→ **TO DO**
Copy out all the records, word for word.
___ DATA FOR THE TASK ___
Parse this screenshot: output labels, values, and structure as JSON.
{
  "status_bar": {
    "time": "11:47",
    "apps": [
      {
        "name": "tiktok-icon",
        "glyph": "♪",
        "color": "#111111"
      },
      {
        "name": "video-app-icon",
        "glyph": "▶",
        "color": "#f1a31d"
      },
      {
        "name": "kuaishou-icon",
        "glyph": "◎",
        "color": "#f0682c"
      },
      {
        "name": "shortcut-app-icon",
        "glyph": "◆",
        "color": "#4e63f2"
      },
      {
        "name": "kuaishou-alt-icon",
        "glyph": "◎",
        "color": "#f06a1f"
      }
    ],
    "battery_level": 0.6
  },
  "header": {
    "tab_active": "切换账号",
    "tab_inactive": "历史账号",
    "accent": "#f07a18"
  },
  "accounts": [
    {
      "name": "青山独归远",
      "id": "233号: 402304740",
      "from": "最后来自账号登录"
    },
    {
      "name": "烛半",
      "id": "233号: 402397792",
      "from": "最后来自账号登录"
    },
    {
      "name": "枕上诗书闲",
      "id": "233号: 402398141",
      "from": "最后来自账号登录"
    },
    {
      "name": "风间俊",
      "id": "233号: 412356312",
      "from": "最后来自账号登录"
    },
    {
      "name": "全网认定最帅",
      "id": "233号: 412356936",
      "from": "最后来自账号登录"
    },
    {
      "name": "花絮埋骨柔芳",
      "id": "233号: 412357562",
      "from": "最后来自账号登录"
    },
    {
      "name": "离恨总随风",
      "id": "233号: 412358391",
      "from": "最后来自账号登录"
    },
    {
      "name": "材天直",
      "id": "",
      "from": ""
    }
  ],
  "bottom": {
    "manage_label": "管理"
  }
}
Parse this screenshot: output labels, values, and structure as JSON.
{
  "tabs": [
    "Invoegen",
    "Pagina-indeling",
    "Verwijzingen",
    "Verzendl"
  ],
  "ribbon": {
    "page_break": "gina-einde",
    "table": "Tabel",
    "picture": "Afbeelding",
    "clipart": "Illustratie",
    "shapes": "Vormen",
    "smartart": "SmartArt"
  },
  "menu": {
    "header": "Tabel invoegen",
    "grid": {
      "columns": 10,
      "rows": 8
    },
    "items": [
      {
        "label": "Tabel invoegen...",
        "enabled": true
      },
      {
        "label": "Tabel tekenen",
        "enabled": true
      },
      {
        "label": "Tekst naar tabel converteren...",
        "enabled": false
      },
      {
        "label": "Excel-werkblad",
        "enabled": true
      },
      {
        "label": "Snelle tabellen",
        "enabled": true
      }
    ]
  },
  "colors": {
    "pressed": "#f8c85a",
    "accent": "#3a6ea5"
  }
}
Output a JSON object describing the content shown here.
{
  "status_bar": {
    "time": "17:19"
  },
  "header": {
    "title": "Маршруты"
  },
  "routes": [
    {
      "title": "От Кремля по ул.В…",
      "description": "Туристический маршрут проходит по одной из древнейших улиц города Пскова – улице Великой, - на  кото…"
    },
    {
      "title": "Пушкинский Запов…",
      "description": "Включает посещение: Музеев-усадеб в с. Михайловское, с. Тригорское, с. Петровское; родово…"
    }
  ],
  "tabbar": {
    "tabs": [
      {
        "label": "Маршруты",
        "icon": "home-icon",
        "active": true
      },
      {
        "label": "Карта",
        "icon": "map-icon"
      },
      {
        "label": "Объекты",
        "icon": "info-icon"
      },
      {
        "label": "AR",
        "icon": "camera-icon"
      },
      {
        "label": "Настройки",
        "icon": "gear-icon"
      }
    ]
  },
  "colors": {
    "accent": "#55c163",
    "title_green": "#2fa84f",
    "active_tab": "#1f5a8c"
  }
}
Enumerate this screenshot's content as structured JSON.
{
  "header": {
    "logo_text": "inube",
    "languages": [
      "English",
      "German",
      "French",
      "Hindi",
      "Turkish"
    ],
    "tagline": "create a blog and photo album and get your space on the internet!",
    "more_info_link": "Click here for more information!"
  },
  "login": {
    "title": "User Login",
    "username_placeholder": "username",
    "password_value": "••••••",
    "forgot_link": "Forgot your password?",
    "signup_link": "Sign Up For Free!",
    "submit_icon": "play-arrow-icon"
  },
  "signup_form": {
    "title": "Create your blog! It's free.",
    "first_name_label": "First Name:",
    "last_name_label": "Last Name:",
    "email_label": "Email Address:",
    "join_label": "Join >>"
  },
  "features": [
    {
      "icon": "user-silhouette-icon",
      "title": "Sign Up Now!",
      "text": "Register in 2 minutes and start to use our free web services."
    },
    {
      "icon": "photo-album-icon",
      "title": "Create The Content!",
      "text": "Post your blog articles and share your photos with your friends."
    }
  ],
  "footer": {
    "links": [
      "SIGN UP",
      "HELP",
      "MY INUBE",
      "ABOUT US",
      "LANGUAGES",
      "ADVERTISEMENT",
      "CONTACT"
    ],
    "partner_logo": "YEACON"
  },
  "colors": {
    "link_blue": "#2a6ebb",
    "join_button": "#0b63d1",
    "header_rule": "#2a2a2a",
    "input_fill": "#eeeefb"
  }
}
___
→ **THE ANSWER**
Parse this screenshot: output labels, values, and structure as JSON.
{
  "status_bar": {
    "time": "11:47",
    "apps": [
      {
        "name": "tiktok-icon",
        "glyph": "♪",
        "color": "#111111"
      },
      {
        "name": "video-app-icon",
        "glyph": "▶",
        "color": "#f1a31d"
      },
      {
        "name": "kuaishou-icon",
        "glyph": "◎",
        "color": "#f0682c"
      },
      {
        "name": "shortcut-app-icon",
        "glyph": "◆",
        "color": "#4e63f2"
      },
      {
        "name": "kuaishou-alt-icon",
        "glyph": "◎",
        "color": "#f06a1f"
      }
    ],
    "battery_level": 0.6
  },
  "header": {
    "tab_active": "切换账号",
    "tab_inactive": "历史账号",
    "accent": "#f07a18"
  },
  "accounts": [
    {
      "name": "青山独归远",
      "id": "233号: 402304740",
      "from": "最后来自账号登录"
    },
    {
      "name": "烛半",
      "id": "233号: 402397792",
      "from": "最后来自账号登录"
    },
    {
      "name": "枕上诗书闲",
      "id": "233号: 402398141",
      "from": "最后来自账号登录"
    },
    {
      "name": "风间俊",
      "id": "233号: 412356312",
      "from": "最后来自账号登录"
    },
    {
      "name": "全网认定最帅",
      "id": "233号: 412356936",
      "from": "最后来自账号登录"
    },
    {
      "name": "花絮埋骨柔芳",
      "id": "233号: 412357562",
      "from": "最后来自账号登录"
    },
    {
      "name": "离恨总随风",
      "id": "233号: 412358391",
      "from": "最后来自账号登录"
    },
    {
      "name": "材天直",
      "id": "",
      "from": ""
    }
  ],
  "bottom": {
    "manage_label": "管理"
  }
}
Parse this screenshot: output labels, values, and structure as JSON.
{
  "tabs": [
    "Invoegen",
    "Pagina-indeling",
    "Verwijzingen",
    "Verzendl"
  ],
  "ribbon": {
    "page_break": "gina-einde",
    "table": "Tabel",
    "picture": "Afbeelding",
    "clipart": "Illustratie",
    "shapes": "Vormen",
    "smartart": "SmartArt"
  },
  "menu": {
    "header": "Tabel invoegen",
    "grid": {
      "columns": 10,
      "rows": 8
    },
    "items": [
      {
        "label": "Tabel invoegen...",
        "enabled": true
      },
      {
        "label": "Tabel tekenen",
        "enabled": true
      },
      {
        "label": "Tekst naar tabel converteren...",
        "enabled": false
      },
      {
        "label": "Excel-werkblad",
        "enabled": true
      },
      {
        "label": "Snelle tabellen",
        "enabled": true
      }
    ]
  },
  "colors": {
    "pressed": "#f8c85a",
    "accent": "#3a6ea5"
  }
}
Output a JSON object describing the content shown here.
{
  "status_bar": {
    "time": "17:19"
  },
  "header": {
    "title": "Маршруты"
  },
  "routes": [
    {
      "title": "От Кремля по ул.В…",
      "description": "Туристический маршрут проходит по одной из древнейших улиц города Пскова – улице Великой, - на  кото…"
    },
    {
      "title": "Пушкинский Запов…",
      "description": "Включает посещение: Музеев-усадеб в с. Михайловское, с. Тригорское, с. Петровское; родово…"
    }
  ],
  "tabbar": {
    "tabs": [
      {
        "label": "Маршруты",
        "icon": "home-icon",
        "active": true
      },
      {
        "label": "Карта",
        "icon": "map-icon"
      },
      {
        "label": "Объекты",
        "icon": "info-icon"
      },
      {
        "label": "AR",
        "icon": "camera-icon"
      },
      {
        "label": "Настройки",
        "icon": "gear-icon"
      }
    ]
  },
  "colors": {
    "accent": "#55c163",
    "title_green": "#2fa84f",
    "active_tab": "#1f5a8c"
  }
}
Enumerate this screenshot's content as structured JSON.
{
  "header": {
    "logo_text": "inube",
    "languages": [
      "English",
      "German",
      "French",
      "Hindi",
      "Turkish"
    ],
    "tagline": "create a blog and photo album and get your space on the internet!",
    "more_info_link": "Click here for more information!"
  },
  "login": {
    "title": "User Login",
    "username_placeholder": "username",
    "password_value": "••••••",
    "forgot_link": "Forgot your password?",
    "signup_link": "Sign Up For Free!",
    "submit_icon": "play-arrow-icon"
  },
  "signup_form": {
    "title": "Create your blog! It's free.",
    "first_name_label": "First Name:",
    "last_name_label": "Last Name:",
    "email_label": "Email Address:",
    "join_label": "Join >>"
  },
  "features": [
    {
      "icon": "user-silhouette-icon",
      "title": "Sign Up Now!",
      "text": "Register in 2 minutes and start to use our free web services."
    },
    {
      "icon": "photo-album-icon",
      "title": "Create The Content!",
      "text": "Post your blog articles and share your photos with your friends."
    }
  ],
  "footer": {
    "links": [
      "SIGN UP",
      "HELP",
      "MY INUBE",
      "ABOUT US",
      "LANGUAGES",
      "ADVERTISEMENT",
      "CONTACT"
    ],
    "partner_logo": "YEACON"
  },
  "colors": {
    "link_blue": "#2a6ebb",
    "join_button": "#0b63d1",
    "header_rule": "#2a2a2a",
    "input_fill": "#eeeefb"
  }
}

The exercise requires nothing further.